Your instructions → Exactly as written, retype the listing below, omitting the pictures.

Dataset items

►

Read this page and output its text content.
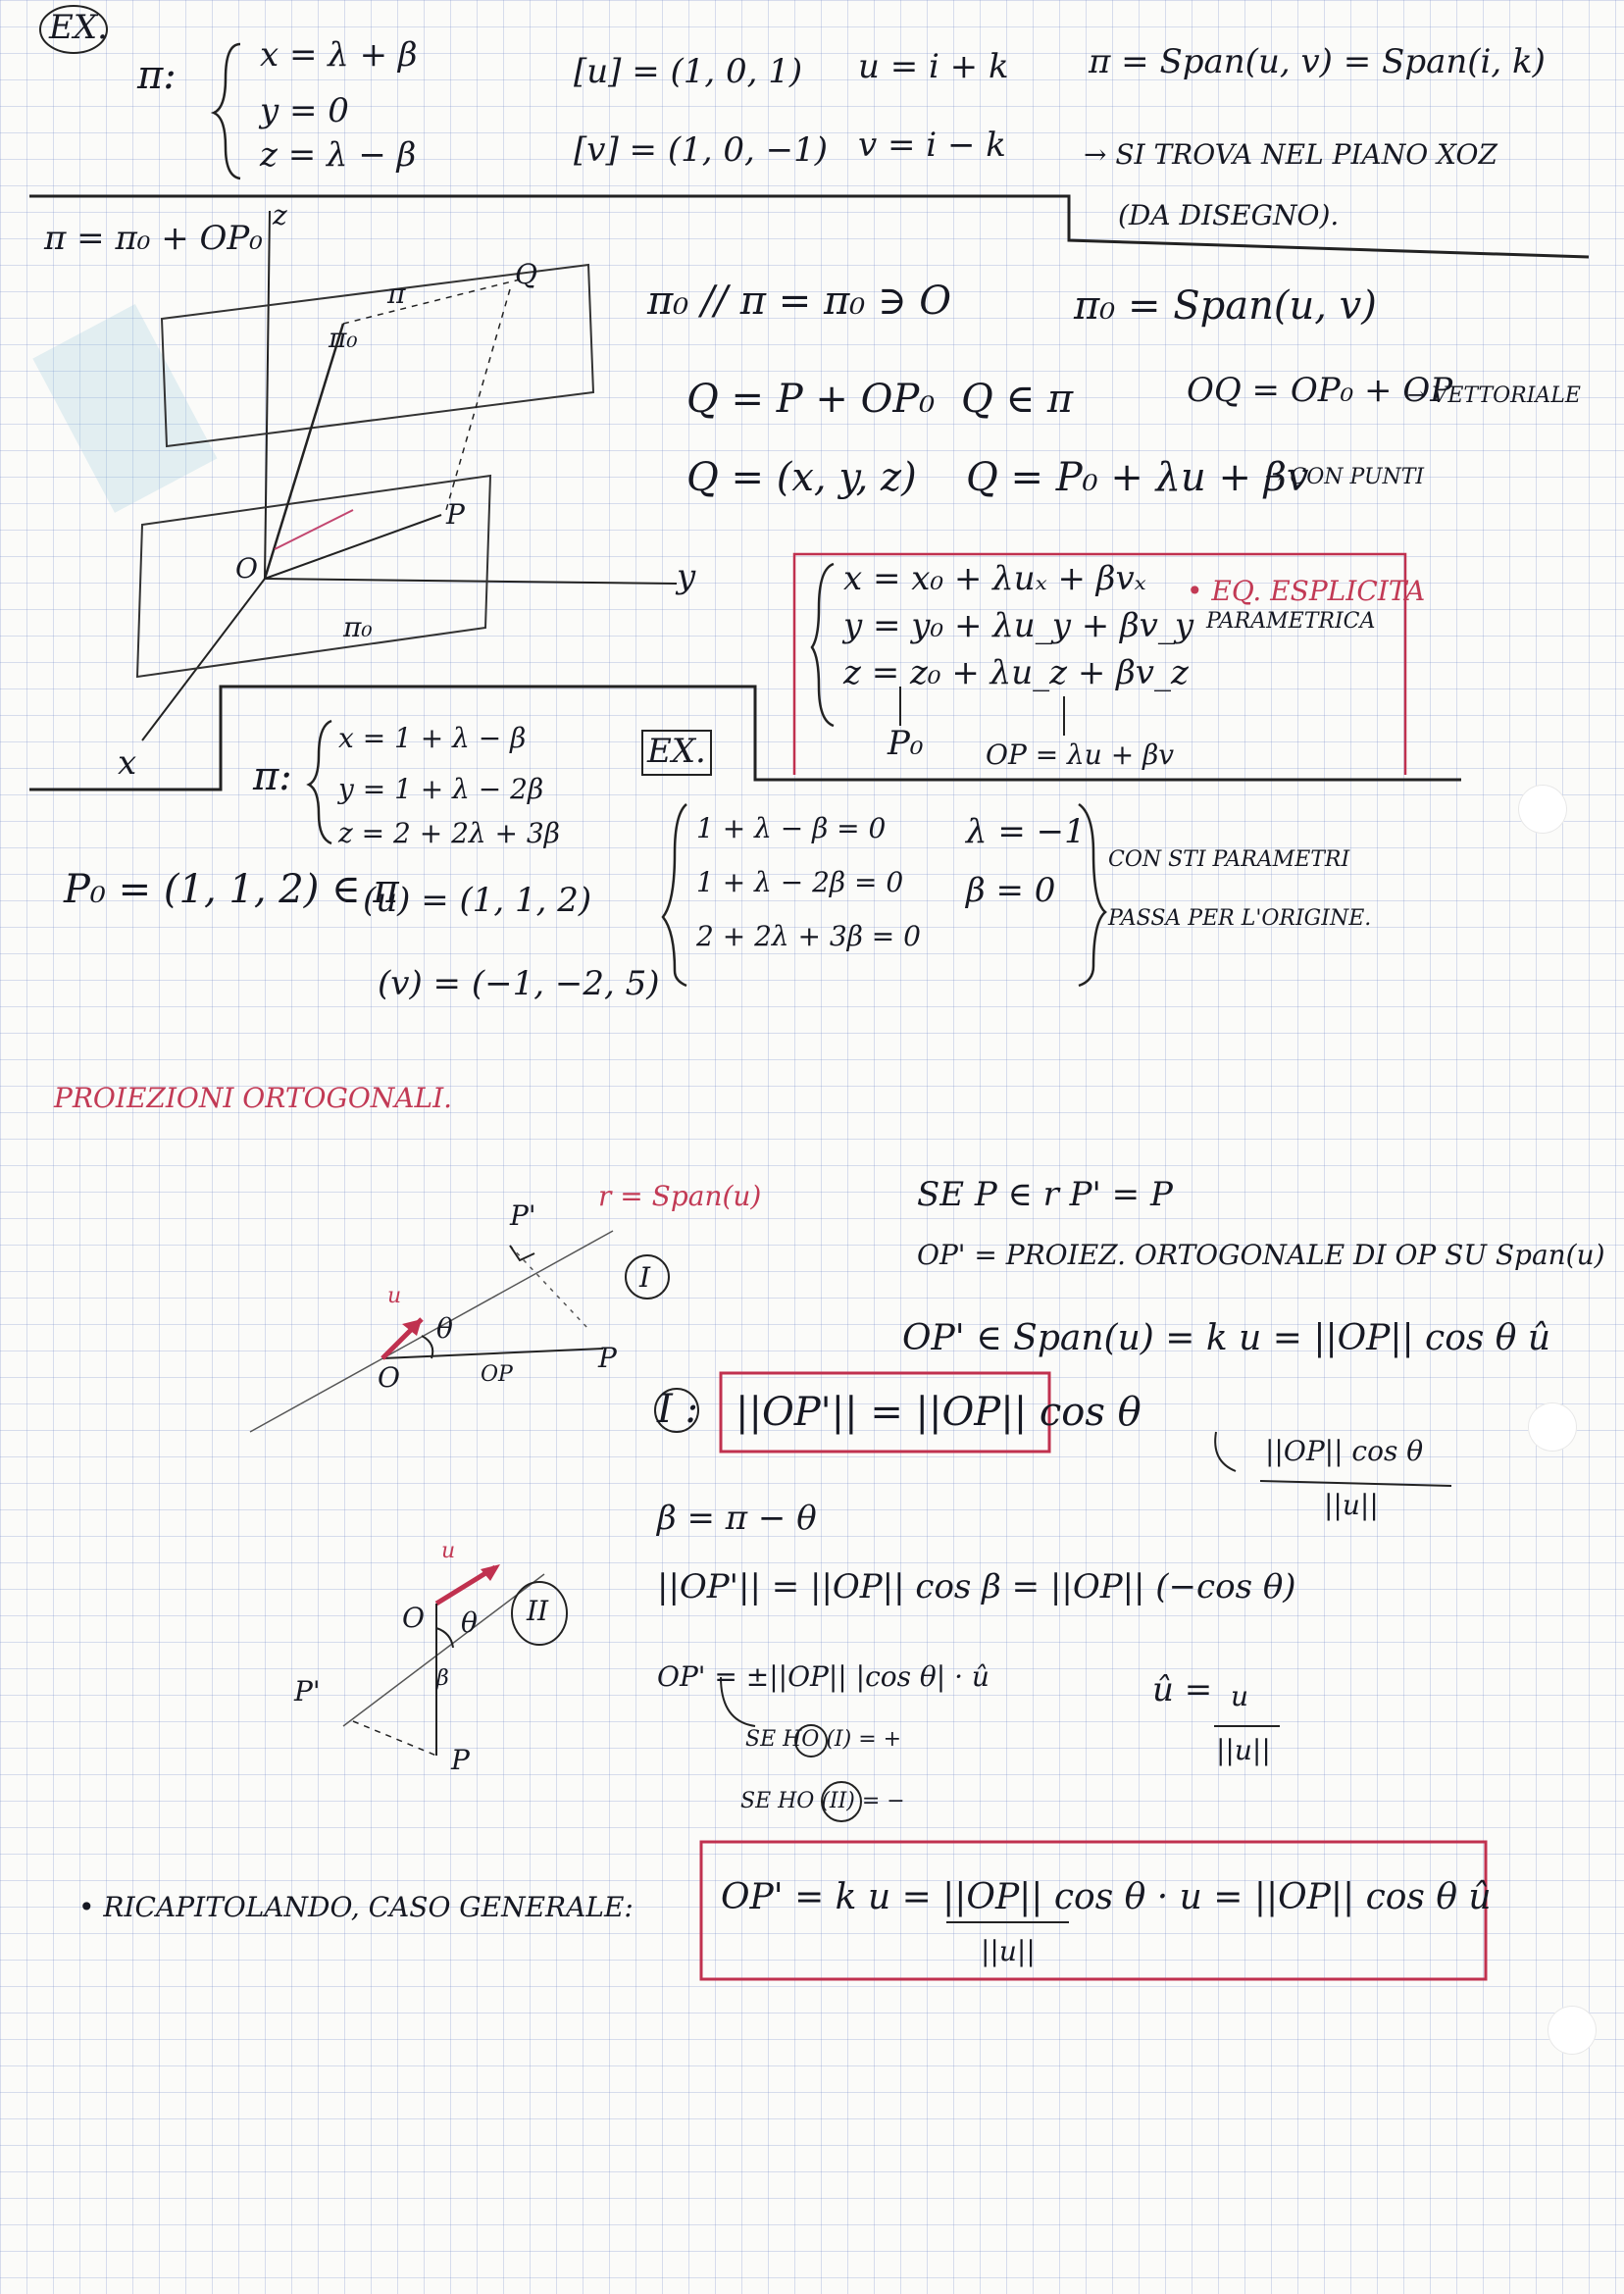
█
EX.
π:	x = λ + β
y = 0
z = λ − β
[u] = (1, 0, 1) u = i + k
[v] = (1, 0, −1) v = i − k
π = Span(u, v) = Span(i, k)
→ SI TROVA NEL PIANO XOZ
(DA DISEGNO).
π = π₀ + OP₀
z
π
π₀
Q
P
O
π₀
y
x
π₀ // π = π₀ ∋ O	π₀ = Span(u, v)
Q = P + OP₀ Q ∈ π	OQ = OP₀ + OP
→ VETTORIALE
Q = (x, y, z) Q = P₀ + λu + βv
→ CON PUNTI
x = x₀ + λuₓ + βvₓ
y = y₀ + λu_y + βv_y
z = z₀ + λu_z + βv_z
• EQ. ESPLICITA
PARAMETRICA
P₀ OP = λu + βv
EX.
π:
x = 1 + λ − β
y = 1 + λ − 2β
z = 2 + 2λ + 3β
P₀ = (1, 1, 2) ∈ π
(u) = (1, 1, 2)
(v) = (−1, −2, 5)
1 + λ − β = 0
1 + λ − 2β = 0
2 + 2λ + 3β = 0
λ = −1
β = 0
CON STI PARAMETRI
PASSA PER L'ORIGINE.
PROIEZIONI ORTOGONALI.
r = Span(u)
P'
I
u
θ
O	OP
P
SE P ∈ r P' = P
OP' = PROIEZ. ORTOGONALE DI OP SU Span(u)
OP' ∈ Span(u) = k u = ||OP|| cos θ û
||OP|| cos θ
||u||
I : ||OP'|| = ||OP|| cos θ
β = π − θ
||OP'|| = ||OP|| cos β = ||OP|| (−cos θ)
OP' = ±||OP|| |cos θ| · û	û = u
||u||
SE HO (I) = +
SE HO (II) = −
II
u
O θ
β
P'
P
• RICAPITOLANDO, CASO GENERALE: OP' = k u = ||OP|| cos θ · u = ||OP|| cos θ û
||u||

◄

Answer to this task →
Read this page and output its text content.
█
EX.
π:	x = λ + β
y = 0
z = λ − β
[u] = (1, 0, 1) u = i + k
[v] = (1, 0, −1) v = i − k
π = Span(u, v) = Span(i, k)
→ SI TROVA NEL PIANO XOZ
(DA DISEGNO).
π = π₀ + OP₀
z
π
π₀
Q
P
O
π₀
y
x
π₀ // π = π₀ ∋ O	π₀ = Span(u, v)
Q = P + OP₀ Q ∈ π	OQ = OP₀ + OP
→ VETTORIALE
Q = (x, y, z) Q = P₀ + λu + βv
→ CON PUNTI
x = x₀ + λuₓ + βvₓ
y = y₀ + λu_y + βv_y
z = z₀ + λu_z + βv_z
• EQ. ESPLICITA
PARAMETRICA
P₀ OP = λu + βv
EX.
π:
x = 1 + λ − β
y = 1 + λ − 2β
z = 2 + 2λ + 3β
P₀ = (1, 1, 2) ∈ π
(u) = (1, 1, 2)
(v) = (−1, −2, 5)
1 + λ − β = 0
1 + λ − 2β = 0
2 + 2λ + 3β = 0
λ = −1
β = 0
CON STI PARAMETRI
PASSA PER L'ORIGINE.
PROIEZIONI ORTOGONALI.
r = Span(u)
P'
I
u
θ
O	OP
P
SE P ∈ r P' = P
OP' = PROIEZ. ORTOGONALE DI OP SU Span(u)
OP' ∈ Span(u) = k u = ||OP|| cos θ û
||OP|| cos θ
||u||
I : ||OP'|| = ||OP|| cos θ
β = π − θ
||OP'|| = ||OP|| cos β = ||OP|| (−cos θ)
OP' = ±||OP|| |cos θ| · û	û = u
||u||
SE HO (I) = +
SE HO (II) = −
II
u
O θ
β
P'
P
• RICAPITOLANDO, CASO GENERALE: OP' = k u = ||OP|| cos θ · u = ||OP|| cos θ û
||u||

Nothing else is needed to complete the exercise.